[Dataset excerpt]
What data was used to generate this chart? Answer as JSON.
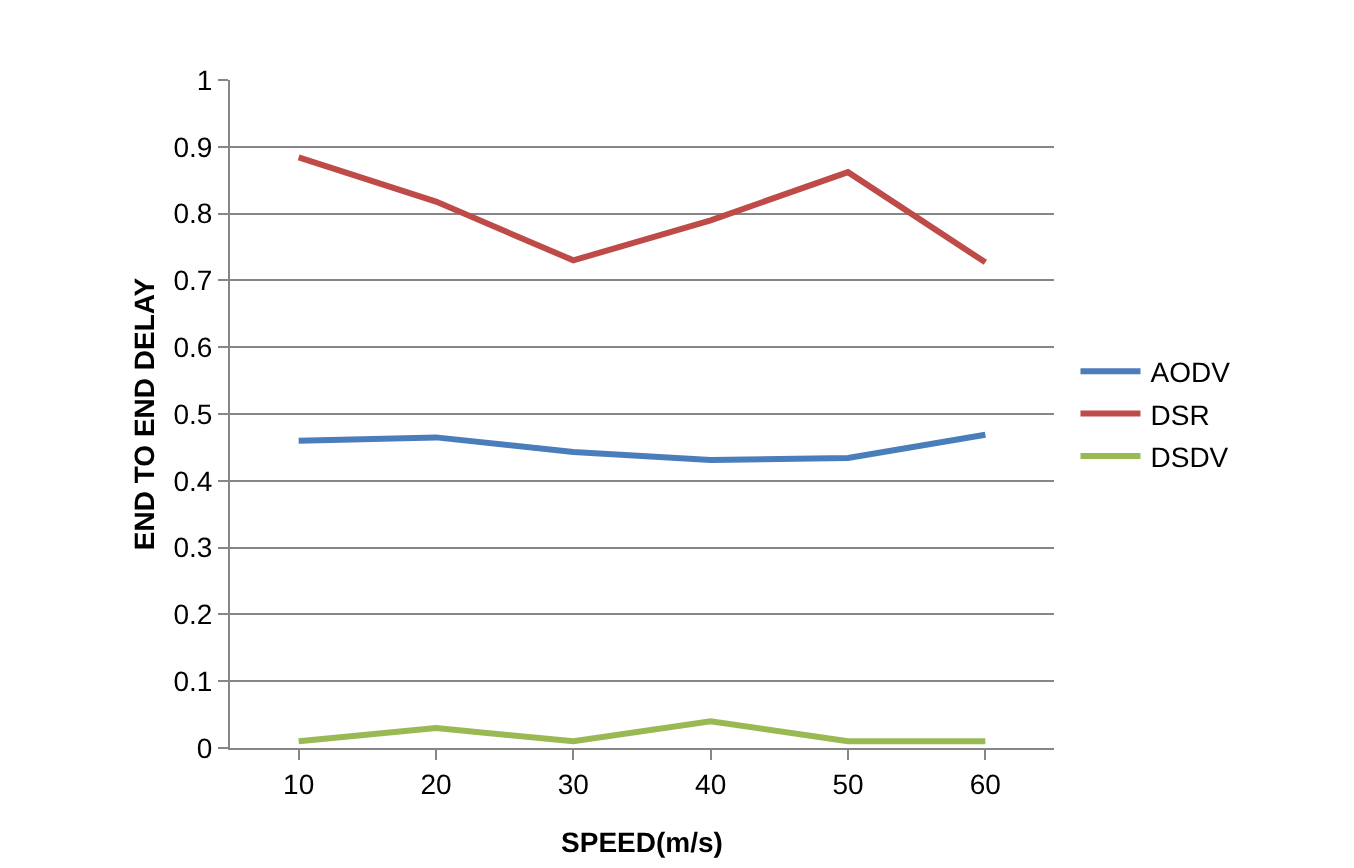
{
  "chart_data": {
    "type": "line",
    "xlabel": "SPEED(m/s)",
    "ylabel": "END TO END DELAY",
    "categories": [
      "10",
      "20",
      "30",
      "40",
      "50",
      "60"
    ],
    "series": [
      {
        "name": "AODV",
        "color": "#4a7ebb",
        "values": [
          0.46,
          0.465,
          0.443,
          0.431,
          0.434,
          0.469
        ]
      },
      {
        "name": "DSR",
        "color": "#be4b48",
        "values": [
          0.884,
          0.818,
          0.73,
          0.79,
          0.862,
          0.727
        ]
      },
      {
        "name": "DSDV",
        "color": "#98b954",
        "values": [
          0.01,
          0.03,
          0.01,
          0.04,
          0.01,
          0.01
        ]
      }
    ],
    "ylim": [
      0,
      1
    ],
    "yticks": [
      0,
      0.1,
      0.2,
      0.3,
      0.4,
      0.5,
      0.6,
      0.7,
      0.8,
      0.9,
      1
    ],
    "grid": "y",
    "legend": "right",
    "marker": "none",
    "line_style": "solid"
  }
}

REQUIRED TASK: Set the entries down again exactly. Do not include the images.

WORKED ANSWER:
What data was used to generate this chart? Answer as JSON.
{
  "chart_data": {
    "type": "line",
    "xlabel": "SPEED(m/s)",
    "ylabel": "END TO END DELAY",
    "categories": [
      "10",
      "20",
      "30",
      "40",
      "50",
      "60"
    ],
    "series": [
      {
        "name": "AODV",
        "color": "#4a7ebb",
        "values": [
          0.46,
          0.465,
          0.443,
          0.431,
          0.434,
          0.469
        ]
      },
      {
        "name": "DSR",
        "color": "#be4b48",
        "values": [
          0.884,
          0.818,
          0.73,
          0.79,
          0.862,
          0.727
        ]
      },
      {
        "name": "DSDV",
        "color": "#98b954",
        "values": [
          0.01,
          0.03,
          0.01,
          0.04,
          0.01,
          0.01
        ]
      }
    ],
    "ylim": [
      0,
      1
    ],
    "yticks": [
      0,
      0.1,
      0.2,
      0.3,
      0.4,
      0.5,
      0.6,
      0.7,
      0.8,
      0.9,
      1
    ],
    "grid": "y",
    "legend": "right",
    "marker": "none",
    "line_style": "solid"
  }
}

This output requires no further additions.